§ What you should do
Which lines in the records below contain the word "calcic"? Copy each one out.

▶

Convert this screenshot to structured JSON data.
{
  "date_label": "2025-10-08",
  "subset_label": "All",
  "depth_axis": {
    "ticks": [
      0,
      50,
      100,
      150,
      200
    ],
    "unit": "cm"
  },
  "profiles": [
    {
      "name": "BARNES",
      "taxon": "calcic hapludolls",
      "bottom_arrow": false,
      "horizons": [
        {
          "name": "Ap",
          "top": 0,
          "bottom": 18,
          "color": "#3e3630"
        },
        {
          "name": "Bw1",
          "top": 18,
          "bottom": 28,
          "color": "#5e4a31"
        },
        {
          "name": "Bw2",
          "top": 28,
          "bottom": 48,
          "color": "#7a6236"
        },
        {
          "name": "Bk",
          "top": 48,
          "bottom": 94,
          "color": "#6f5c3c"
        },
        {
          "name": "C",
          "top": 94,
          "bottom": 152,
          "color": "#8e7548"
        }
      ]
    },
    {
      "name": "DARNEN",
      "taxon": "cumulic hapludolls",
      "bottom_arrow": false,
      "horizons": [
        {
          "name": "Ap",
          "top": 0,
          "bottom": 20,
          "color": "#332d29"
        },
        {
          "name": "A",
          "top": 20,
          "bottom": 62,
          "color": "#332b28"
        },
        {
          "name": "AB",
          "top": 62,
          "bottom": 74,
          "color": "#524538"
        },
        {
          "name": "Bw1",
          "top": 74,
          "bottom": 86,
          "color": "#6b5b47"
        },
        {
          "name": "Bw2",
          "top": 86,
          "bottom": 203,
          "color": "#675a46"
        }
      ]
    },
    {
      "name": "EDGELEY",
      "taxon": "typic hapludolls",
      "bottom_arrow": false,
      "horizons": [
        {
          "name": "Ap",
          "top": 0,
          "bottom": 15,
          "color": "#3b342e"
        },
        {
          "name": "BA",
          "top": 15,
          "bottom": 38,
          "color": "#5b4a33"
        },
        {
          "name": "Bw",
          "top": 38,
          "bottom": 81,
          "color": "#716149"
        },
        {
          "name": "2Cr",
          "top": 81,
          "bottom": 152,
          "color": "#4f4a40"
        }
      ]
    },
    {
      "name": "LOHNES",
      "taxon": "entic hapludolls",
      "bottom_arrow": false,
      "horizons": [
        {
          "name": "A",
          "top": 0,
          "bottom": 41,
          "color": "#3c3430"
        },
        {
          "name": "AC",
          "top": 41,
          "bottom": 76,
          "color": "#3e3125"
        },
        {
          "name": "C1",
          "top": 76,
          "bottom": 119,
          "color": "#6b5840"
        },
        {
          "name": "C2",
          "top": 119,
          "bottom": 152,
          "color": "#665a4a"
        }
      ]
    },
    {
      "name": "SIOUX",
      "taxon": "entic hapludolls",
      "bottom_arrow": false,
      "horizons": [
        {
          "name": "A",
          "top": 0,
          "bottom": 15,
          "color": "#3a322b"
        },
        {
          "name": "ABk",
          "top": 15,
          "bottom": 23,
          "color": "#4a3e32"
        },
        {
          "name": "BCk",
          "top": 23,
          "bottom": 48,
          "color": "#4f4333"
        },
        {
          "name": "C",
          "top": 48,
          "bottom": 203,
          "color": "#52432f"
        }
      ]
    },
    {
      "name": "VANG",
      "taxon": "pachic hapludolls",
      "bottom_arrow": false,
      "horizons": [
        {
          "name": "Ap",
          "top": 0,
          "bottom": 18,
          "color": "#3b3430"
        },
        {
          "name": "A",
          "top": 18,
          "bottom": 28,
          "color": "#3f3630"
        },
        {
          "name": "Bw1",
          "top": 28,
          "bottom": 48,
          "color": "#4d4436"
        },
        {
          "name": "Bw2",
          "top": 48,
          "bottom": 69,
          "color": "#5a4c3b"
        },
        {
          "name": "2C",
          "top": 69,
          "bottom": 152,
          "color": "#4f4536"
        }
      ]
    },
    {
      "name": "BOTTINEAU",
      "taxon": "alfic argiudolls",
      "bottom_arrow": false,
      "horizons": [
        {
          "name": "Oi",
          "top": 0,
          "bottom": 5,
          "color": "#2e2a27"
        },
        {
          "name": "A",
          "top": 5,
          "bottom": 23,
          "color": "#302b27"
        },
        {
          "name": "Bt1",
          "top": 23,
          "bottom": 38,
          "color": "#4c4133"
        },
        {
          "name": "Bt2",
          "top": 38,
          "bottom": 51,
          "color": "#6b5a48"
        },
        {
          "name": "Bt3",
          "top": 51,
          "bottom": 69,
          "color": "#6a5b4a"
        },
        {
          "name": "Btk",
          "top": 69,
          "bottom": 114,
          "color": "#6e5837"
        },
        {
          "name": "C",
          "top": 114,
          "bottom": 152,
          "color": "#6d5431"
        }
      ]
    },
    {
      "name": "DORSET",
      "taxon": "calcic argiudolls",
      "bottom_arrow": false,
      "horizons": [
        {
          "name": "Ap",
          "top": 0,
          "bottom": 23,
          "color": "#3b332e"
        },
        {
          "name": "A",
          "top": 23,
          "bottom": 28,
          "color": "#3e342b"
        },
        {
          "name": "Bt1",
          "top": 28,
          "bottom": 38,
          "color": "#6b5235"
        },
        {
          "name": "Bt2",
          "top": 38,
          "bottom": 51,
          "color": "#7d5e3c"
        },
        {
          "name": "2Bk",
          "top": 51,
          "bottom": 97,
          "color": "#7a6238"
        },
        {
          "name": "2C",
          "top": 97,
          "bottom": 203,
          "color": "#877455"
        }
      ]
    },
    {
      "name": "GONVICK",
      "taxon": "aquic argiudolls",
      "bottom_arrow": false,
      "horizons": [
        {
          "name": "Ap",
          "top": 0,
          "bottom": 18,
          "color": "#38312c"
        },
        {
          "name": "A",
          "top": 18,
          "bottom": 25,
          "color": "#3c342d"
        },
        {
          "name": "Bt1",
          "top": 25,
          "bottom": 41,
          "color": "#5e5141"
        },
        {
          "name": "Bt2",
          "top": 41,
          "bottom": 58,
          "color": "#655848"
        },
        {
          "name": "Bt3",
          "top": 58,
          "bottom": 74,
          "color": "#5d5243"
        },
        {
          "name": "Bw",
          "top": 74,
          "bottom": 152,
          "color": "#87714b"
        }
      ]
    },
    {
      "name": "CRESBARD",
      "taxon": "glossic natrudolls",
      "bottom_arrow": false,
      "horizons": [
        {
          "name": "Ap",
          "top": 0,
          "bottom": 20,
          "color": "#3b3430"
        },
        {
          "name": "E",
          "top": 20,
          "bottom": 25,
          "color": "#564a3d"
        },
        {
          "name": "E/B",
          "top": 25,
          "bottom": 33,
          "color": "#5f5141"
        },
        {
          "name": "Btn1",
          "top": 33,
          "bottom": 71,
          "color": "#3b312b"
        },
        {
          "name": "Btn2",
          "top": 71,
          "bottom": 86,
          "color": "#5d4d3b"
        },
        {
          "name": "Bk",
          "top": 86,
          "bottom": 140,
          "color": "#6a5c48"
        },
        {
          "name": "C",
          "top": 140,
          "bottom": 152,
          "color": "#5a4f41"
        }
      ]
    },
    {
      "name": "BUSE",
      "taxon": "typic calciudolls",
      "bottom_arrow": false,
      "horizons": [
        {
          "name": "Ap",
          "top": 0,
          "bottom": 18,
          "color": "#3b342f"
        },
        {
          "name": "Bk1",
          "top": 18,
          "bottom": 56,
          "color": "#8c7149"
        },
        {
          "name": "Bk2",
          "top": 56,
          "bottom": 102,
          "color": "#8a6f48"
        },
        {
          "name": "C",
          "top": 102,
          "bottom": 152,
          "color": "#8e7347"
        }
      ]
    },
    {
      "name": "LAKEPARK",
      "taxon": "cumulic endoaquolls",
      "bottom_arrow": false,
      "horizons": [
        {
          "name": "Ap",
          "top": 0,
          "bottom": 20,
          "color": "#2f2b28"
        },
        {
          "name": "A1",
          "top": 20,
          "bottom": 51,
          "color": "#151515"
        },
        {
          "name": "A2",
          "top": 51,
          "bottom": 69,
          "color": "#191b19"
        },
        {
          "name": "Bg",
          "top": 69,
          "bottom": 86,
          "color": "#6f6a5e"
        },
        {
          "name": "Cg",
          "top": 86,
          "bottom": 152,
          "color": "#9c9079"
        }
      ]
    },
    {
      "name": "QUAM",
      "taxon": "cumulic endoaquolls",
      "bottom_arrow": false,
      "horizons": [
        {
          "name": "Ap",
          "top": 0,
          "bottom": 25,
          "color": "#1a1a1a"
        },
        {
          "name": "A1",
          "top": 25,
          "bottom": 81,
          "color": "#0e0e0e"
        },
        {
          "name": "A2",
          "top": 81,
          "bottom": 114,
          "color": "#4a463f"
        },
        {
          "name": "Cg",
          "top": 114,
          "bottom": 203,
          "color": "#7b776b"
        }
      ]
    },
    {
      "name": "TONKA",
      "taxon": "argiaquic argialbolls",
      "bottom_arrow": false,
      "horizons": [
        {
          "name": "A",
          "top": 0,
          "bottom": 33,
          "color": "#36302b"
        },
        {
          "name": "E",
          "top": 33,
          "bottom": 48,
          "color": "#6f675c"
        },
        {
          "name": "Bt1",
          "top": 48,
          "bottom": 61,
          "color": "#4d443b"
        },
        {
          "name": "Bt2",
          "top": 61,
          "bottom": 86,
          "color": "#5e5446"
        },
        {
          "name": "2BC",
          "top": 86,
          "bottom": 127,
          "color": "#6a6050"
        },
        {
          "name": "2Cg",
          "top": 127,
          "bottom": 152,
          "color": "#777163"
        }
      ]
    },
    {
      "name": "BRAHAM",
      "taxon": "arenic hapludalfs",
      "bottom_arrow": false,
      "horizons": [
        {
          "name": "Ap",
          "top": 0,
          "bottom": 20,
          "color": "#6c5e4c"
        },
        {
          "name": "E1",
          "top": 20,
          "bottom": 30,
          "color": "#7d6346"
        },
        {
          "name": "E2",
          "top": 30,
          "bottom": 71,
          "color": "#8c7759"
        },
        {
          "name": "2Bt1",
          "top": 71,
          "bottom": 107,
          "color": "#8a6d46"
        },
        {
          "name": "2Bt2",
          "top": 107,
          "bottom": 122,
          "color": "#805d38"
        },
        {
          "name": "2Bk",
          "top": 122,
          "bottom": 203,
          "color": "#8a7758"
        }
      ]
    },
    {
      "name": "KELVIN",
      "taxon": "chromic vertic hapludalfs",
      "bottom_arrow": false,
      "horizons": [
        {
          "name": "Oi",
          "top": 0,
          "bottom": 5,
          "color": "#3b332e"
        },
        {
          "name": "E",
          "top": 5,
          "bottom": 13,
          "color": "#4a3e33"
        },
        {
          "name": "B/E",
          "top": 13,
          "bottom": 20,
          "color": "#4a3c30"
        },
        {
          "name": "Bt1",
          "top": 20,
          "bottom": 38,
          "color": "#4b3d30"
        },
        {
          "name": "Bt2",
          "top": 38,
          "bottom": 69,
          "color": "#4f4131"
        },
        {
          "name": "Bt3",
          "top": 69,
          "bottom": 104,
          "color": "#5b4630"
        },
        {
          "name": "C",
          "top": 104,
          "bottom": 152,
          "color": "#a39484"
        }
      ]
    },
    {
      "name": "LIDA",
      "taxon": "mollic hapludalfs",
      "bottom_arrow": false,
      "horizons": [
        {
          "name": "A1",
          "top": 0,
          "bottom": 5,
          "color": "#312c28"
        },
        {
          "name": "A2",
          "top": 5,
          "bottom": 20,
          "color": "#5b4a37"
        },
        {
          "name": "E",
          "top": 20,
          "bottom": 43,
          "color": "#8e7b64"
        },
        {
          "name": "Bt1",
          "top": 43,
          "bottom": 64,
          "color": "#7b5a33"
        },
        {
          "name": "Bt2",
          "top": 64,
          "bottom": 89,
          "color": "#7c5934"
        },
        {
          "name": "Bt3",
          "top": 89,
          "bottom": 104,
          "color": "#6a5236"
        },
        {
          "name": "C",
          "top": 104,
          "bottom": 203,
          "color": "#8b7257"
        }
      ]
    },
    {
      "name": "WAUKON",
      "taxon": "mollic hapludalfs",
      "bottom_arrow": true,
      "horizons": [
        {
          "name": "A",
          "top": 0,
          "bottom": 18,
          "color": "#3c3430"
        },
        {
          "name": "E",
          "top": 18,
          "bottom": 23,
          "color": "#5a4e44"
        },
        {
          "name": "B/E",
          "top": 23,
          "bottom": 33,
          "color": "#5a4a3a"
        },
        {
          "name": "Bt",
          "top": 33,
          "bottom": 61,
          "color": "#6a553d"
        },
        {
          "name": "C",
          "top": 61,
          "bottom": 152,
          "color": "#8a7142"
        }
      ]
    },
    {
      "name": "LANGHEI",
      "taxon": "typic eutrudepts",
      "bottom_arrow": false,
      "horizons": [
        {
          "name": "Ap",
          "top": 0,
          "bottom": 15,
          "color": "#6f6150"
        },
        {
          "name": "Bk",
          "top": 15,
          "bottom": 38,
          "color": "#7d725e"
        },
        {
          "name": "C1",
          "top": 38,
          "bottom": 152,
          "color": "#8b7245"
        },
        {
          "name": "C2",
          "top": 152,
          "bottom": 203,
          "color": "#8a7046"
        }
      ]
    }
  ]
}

◀

§ Result of the task
      "taxon": "calcic hapludolls",
      "taxon": "calcic argiudolls",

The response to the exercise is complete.